### INPUT MATERIAL
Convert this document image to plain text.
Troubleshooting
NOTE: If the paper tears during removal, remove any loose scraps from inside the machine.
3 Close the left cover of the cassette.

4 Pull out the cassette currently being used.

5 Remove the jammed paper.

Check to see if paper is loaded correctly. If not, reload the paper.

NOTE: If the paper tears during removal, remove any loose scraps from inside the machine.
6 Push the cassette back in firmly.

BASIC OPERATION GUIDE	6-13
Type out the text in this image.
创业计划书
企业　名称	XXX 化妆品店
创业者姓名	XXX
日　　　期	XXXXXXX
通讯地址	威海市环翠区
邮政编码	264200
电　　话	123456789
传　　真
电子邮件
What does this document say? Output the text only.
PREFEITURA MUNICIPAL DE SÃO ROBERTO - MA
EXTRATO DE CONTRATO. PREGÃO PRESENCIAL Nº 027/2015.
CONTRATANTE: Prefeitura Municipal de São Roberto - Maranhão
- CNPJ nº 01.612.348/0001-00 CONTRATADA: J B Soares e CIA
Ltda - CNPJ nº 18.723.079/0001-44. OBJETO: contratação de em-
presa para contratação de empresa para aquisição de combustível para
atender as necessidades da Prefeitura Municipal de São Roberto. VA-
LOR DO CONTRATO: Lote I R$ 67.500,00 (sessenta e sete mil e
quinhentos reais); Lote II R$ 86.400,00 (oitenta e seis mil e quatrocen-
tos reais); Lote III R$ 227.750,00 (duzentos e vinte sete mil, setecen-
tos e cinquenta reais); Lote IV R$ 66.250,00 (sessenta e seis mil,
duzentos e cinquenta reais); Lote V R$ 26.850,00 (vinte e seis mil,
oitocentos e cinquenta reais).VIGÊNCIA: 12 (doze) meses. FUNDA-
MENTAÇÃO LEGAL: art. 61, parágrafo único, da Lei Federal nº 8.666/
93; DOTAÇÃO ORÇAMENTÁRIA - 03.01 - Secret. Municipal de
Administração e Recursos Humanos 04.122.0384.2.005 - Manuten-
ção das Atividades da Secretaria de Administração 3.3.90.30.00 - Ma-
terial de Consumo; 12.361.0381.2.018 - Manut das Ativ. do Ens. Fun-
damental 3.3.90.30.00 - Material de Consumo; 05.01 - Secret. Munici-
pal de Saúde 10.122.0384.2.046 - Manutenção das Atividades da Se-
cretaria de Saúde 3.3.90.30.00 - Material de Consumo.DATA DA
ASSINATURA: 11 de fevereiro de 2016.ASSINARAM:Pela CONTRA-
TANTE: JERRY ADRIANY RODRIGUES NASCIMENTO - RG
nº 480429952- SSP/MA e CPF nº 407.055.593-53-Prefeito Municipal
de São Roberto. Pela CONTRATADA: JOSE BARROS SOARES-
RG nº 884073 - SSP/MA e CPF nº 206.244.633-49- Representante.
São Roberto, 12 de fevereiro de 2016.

### INSTRUCTIONS TO FOLLOW
Copy out the material above in its entirety. Every detail must match.

### ANSWER TO THE TASK
Convert this document image to plain text.
Troubleshooting
NOTE: If the paper tears during removal, remove any loose scraps from inside the machine.
3 Close the left cover of the cassette.

4 Pull out the cassette currently being used.

5 Remove the jammed paper.

Check to see if paper is loaded correctly. If not, reload the paper.

NOTE: If the paper tears during removal, remove any loose scraps from inside the machine.
6 Push the cassette back in firmly.

BASIC OPERATION GUIDE	6-13
Type out the text in this image.
创业计划书
企业　名称	XXX 化妆品店
创业者姓名	XXX
日　　　期	XXXXXXX
通讯地址	威海市环翠区
邮政编码	264200
电　　话	123456789
传　　真
电子邮件
What does this document say? Output the text only.
PREFEITURA MUNICIPAL DE SÃO ROBERTO - MA
EXTRATO DE CONTRATO. PREGÃO PRESENCIAL Nº 027/2015.
CONTRATANTE: Prefeitura Municipal de São Roberto - Maranhão
- CNPJ nº 01.612.348/0001-00 CONTRATADA: J B Soares e CIA
Ltda - CNPJ nº 18.723.079/0001-44. OBJETO: contratação de em-
presa para contratação de empresa para aquisição de combustível para
atender as necessidades da Prefeitura Municipal de São Roberto. VA-
LOR DO CONTRATO: Lote I R$ 67.500,00 (sessenta e sete mil e
quinhentos reais); Lote II R$ 86.400,00 (oitenta e seis mil e quatrocen-
tos reais); Lote III R$ 227.750,00 (duzentos e vinte sete mil, setecen-
tos e cinquenta reais); Lote IV R$ 66.250,00 (sessenta e seis mil,
duzentos e cinquenta reais); Lote V R$ 26.850,00 (vinte e seis mil,
oitocentos e cinquenta reais).VIGÊNCIA: 12 (doze) meses. FUNDA-
MENTAÇÃO LEGAL: art. 61, parágrafo único, da Lei Federal nº 8.666/
93; DOTAÇÃO ORÇAMENTÁRIA - 03.01 - Secret. Municipal de
Administração e Recursos Humanos 04.122.0384.2.005 - Manuten-
ção das Atividades da Secretaria de Administração 3.3.90.30.00 - Ma-
terial de Consumo; 12.361.0381.2.018 - Manut das Ativ. do Ens. Fun-
damental 3.3.90.30.00 - Material de Consumo; 05.01 - Secret. Munici-
pal de Saúde 10.122.0384.2.046 - Manutenção das Atividades da Se-
cretaria de Saúde 3.3.90.30.00 - Material de Consumo.DATA DA
ASSINATURA: 11 de fevereiro de 2016.ASSINARAM:Pela CONTRA-
TANTE: JERRY ADRIANY RODRIGUES NASCIMENTO - RG
nº 480429952- SSP/MA e CPF nº 407.055.593-53-Prefeito Municipal
de São Roberto. Pela CONTRATADA: JOSE BARROS SOARES-
RG nº 884073 - SSP/MA e CPF nº 206.244.633-49- Representante.
São Roberto, 12 de fevereiro de 2016.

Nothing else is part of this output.